### Data to use
* START *

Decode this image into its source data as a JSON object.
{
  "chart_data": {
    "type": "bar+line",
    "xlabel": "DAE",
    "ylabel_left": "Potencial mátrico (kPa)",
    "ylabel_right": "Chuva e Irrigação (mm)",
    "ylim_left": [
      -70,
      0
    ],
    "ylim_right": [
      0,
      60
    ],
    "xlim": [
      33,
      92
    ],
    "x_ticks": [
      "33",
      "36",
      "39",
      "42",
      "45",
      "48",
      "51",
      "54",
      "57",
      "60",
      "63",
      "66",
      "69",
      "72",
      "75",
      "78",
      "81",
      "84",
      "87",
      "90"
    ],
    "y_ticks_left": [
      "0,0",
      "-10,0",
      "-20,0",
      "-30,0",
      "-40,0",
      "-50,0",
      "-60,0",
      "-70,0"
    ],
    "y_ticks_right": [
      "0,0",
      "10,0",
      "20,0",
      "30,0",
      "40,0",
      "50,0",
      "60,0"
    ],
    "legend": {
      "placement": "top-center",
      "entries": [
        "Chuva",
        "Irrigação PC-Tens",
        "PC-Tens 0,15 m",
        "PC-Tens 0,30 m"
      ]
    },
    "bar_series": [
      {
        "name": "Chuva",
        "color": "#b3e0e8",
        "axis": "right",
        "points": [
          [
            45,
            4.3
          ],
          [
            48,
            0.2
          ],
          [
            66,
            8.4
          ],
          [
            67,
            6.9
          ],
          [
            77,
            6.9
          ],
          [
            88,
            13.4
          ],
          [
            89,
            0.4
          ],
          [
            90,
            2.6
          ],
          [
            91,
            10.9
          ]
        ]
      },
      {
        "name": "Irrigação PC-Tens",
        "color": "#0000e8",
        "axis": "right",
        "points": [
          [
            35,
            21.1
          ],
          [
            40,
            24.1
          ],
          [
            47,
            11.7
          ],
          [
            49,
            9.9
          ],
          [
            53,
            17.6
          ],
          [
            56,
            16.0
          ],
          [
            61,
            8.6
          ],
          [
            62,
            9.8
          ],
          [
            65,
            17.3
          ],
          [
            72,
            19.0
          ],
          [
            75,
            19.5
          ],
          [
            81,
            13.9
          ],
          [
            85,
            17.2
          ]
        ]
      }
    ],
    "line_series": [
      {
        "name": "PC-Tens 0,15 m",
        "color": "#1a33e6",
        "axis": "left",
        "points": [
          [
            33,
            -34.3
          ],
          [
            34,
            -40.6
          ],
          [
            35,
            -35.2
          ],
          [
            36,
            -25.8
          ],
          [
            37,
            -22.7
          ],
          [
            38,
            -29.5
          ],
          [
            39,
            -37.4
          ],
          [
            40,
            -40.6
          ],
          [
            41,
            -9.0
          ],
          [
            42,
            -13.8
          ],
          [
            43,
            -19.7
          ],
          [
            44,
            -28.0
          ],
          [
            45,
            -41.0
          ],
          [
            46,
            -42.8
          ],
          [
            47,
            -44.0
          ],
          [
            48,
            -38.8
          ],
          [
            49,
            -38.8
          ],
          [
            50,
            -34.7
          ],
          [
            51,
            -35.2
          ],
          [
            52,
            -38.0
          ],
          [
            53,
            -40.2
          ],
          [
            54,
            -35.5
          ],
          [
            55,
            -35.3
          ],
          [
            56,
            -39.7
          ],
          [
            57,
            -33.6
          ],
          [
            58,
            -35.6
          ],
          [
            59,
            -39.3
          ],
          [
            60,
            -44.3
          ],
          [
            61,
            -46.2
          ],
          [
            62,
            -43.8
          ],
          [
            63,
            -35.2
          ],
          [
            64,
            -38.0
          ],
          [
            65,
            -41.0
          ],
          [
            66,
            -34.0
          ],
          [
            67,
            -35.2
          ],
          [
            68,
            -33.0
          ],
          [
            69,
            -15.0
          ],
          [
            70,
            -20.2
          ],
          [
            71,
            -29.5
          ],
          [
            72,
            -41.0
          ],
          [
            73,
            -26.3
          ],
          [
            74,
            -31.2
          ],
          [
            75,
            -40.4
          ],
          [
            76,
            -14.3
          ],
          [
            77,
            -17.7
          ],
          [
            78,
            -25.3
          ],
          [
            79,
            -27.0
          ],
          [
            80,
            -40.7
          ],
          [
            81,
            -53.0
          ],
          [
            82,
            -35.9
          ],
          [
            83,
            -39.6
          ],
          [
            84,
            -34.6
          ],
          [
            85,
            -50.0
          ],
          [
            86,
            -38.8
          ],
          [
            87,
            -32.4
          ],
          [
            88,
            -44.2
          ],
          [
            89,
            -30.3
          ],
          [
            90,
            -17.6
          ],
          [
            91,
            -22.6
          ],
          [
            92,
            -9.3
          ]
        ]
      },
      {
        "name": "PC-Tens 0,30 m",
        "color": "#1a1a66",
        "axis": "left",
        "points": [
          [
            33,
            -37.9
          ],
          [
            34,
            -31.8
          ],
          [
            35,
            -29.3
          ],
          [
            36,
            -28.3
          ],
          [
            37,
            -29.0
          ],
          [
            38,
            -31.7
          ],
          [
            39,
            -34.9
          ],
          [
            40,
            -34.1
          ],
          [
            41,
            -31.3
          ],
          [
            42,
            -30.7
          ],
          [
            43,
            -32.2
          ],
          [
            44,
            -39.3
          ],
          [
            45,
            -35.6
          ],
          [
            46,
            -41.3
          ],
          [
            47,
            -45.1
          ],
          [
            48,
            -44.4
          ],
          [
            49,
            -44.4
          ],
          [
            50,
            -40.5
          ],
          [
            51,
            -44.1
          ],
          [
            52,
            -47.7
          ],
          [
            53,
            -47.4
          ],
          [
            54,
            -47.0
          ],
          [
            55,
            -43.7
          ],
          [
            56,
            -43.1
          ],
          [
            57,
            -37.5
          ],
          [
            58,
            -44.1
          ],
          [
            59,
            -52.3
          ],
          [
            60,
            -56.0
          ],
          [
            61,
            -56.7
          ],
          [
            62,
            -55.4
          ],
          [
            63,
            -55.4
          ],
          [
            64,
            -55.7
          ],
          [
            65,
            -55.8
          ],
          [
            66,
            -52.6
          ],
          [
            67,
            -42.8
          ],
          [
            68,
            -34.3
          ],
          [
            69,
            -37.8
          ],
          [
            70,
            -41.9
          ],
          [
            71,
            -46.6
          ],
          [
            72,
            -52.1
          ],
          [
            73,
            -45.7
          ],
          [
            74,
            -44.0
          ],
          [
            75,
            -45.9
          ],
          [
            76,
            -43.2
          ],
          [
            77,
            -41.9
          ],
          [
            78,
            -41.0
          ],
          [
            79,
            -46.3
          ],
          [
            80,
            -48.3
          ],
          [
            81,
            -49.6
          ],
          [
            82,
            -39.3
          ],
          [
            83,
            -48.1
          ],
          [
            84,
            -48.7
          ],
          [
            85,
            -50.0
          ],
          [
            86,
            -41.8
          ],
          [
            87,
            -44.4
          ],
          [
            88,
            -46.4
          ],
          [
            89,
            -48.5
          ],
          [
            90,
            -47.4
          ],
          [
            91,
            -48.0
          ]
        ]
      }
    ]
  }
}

* END *

### Objective
Set down all of the records shown above once more, exactly.

### Answer to this exercise
Decode this image into its source data as a JSON object.
{
  "chart_data": {
    "type": "bar+line",
    "xlabel": "DAE",
    "ylabel_left": "Potencial mátrico (kPa)",
    "ylabel_right": "Chuva e Irrigação (mm)",
    "ylim_left": [
      -70,
      0
    ],
    "ylim_right": [
      0,
      60
    ],
    "xlim": [
      33,
      92
    ],
    "x_ticks": [
      "33",
      "36",
      "39",
      "42",
      "45",
      "48",
      "51",
      "54",
      "57",
      "60",
      "63",
      "66",
      "69",
      "72",
      "75",
      "78",
      "81",
      "84",
      "87",
      "90"
    ],
    "y_ticks_left": [
      "0,0",
      "-10,0",
      "-20,0",
      "-30,0",
      "-40,0",
      "-50,0",
      "-60,0",
      "-70,0"
    ],
    "y_ticks_right": [
      "0,0",
      "10,0",
      "20,0",
      "30,0",
      "40,0",
      "50,0",
      "60,0"
    ],
    "legend": {
      "placement": "top-center",
      "entries": [
        "Chuva",
        "Irrigação PC-Tens",
        "PC-Tens 0,15 m",
        "PC-Tens 0,30 m"
      ]
    },
    "bar_series": [
      {
        "name": "Chuva",
        "color": "#b3e0e8",
        "axis": "right",
        "points": [
          [
            45,
            4.3
          ],
          [
            48,
            0.2
          ],
          [
            66,
            8.4
          ],
          [
            67,
            6.9
          ],
          [
            77,
            6.9
          ],
          [
            88,
            13.4
          ],
          [
            89,
            0.4
          ],
          [
            90,
            2.6
          ],
          [
            91,
            10.9
          ]
        ]
      },
      {
        "name": "Irrigação PC-Tens",
        "color": "#0000e8",
        "axis": "right",
        "points": [
          [
            35,
            21.1
          ],
          [
            40,
            24.1
          ],
          [
            47,
            11.7
          ],
          [
            49,
            9.9
          ],
          [
            53,
            17.6
          ],
          [
            56,
            16.0
          ],
          [
            61,
            8.6
          ],
          [
            62,
            9.8
          ],
          [
            65,
            17.3
          ],
          [
            72,
            19.0
          ],
          [
            75,
            19.5
          ],
          [
            81,
            13.9
          ],
          [
            85,
            17.2
          ]
        ]
      }
    ],
    "line_series": [
      {
        "name": "PC-Tens 0,15 m",
        "color": "#1a33e6",
        "axis": "left",
        "points": [
          [
            33,
            -34.3
          ],
          [
            34,
            -40.6
          ],
          [
            35,
            -35.2
          ],
          [
            36,
            -25.8
          ],
          [
            37,
            -22.7
          ],
          [
            38,
            -29.5
          ],
          [
            39,
            -37.4
          ],
          [
            40,
            -40.6
          ],
          [
            41,
            -9.0
          ],
          [
            42,
            -13.8
          ],
          [
            43,
            -19.7
          ],
          [
            44,
            -28.0
          ],
          [
            45,
            -41.0
          ],
          [
            46,
            -42.8
          ],
          [
            47,
            -44.0
          ],
          [
            48,
            -38.8
          ],
          [
            49,
            -38.8
          ],
          [
            50,
            -34.7
          ],
          [
            51,
            -35.2
          ],
          [
            52,
            -38.0
          ],
          [
            53,
            -40.2
          ],
          [
            54,
            -35.5
          ],
          [
            55,
            -35.3
          ],
          [
            56,
            -39.7
          ],
          [
            57,
            -33.6
          ],
          [
            58,
            -35.6
          ],
          [
            59,
            -39.3
          ],
          [
            60,
            -44.3
          ],
          [
            61,
            -46.2
          ],
          [
            62,
            -43.8
          ],
          [
            63,
            -35.2
          ],
          [
            64,
            -38.0
          ],
          [
            65,
            -41.0
          ],
          [
            66,
            -34.0
          ],
          [
            67,
            -35.2
          ],
          [
            68,
            -33.0
          ],
          [
            69,
            -15.0
          ],
          [
            70,
            -20.2
          ],
          [
            71,
            -29.5
          ],
          [
            72,
            -41.0
          ],
          [
            73,
            -26.3
          ],
          [
            74,
            -31.2
          ],
          [
            75,
            -40.4
          ],
          [
            76,
            -14.3
          ],
          [
            77,
            -17.7
          ],
          [
            78,
            -25.3
          ],
          [
            79,
            -27.0
          ],
          [
            80,
            -40.7
          ],
          [
            81,
            -53.0
          ],
          [
            82,
            -35.9
          ],
          [
            83,
            -39.6
          ],
          [
            84,
            -34.6
          ],
          [
            85,
            -50.0
          ],
          [
            86,
            -38.8
          ],
          [
            87,
            -32.4
          ],
          [
            88,
            -44.2
          ],
          [
            89,
            -30.3
          ],
          [
            90,
            -17.6
          ],
          [
            91,
            -22.6
          ],
          [
            92,
            -9.3
          ]
        ]
      },
      {
        "name": "PC-Tens 0,30 m",
        "color": "#1a1a66",
        "axis": "left",
        "points": [
          [
            33,
            -37.9
          ],
          [
            34,
            -31.8
          ],
          [
            35,
            -29.3
          ],
          [
            36,
            -28.3
          ],
          [
            37,
            -29.0
          ],
          [
            38,
            -31.7
          ],
          [
            39,
            -34.9
          ],
          [
            40,
            -34.1
          ],
          [
            41,
            -31.3
          ],
          [
            42,
            -30.7
          ],
          [
            43,
            -32.2
          ],
          [
            44,
            -39.3
          ],
          [
            45,
            -35.6
          ],
          [
            46,
            -41.3
          ],
          [
            47,
            -45.1
          ],
          [
            48,
            -44.4
          ],
          [
            49,
            -44.4
          ],
          [
            50,
            -40.5
          ],
          [
            51,
            -44.1
          ],
          [
            52,
            -47.7
          ],
          [
            53,
            -47.4
          ],
          [
            54,
            -47.0
          ],
          [
            55,
            -43.7
          ],
          [
            56,
            -43.1
          ],
          [
            57,
            -37.5
          ],
          [
            58,
            -44.1
          ],
          [
            59,
            -52.3
          ],
          [
            60,
            -56.0
          ],
          [
            61,
            -56.7
          ],
          [
            62,
            -55.4
          ],
          [
            63,
            -55.4
          ],
          [
            64,
            -55.7
          ],
          [
            65,
            -55.8
          ],
          [
            66,
            -52.6
          ],
          [
            67,
            -42.8
          ],
          [
            68,
            -34.3
          ],
          [
            69,
            -37.8
          ],
          [
            70,
            -41.9
          ],
          [
            71,
            -46.6
          ],
          [
            72,
            -52.1
          ],
          [
            73,
            -45.7
          ],
          [
            74,
            -44.0
          ],
          [
            75,
            -45.9
          ],
          [
            76,
            -43.2
          ],
          [
            77,
            -41.9
          ],
          [
            78,
            -41.0
          ],
          [
            79,
            -46.3
          ],
          [
            80,
            -48.3
          ],
          [
            81,
            -49.6
          ],
          [
            82,
            -39.3
          ],
          [
            83,
            -48.1
          ],
          [
            84,
            -48.7
          ],
          [
            85,
            -50.0
          ],
          [
            86,
            -41.8
          ],
          [
            87,
            -44.4
          ],
          [
            88,
            -46.4
          ],
          [
            89,
            -48.5
          ],
          [
            90,
            -47.4
          ],
          [
            91,
            -48.0
          ]
        ]
      }
    ]
  }
}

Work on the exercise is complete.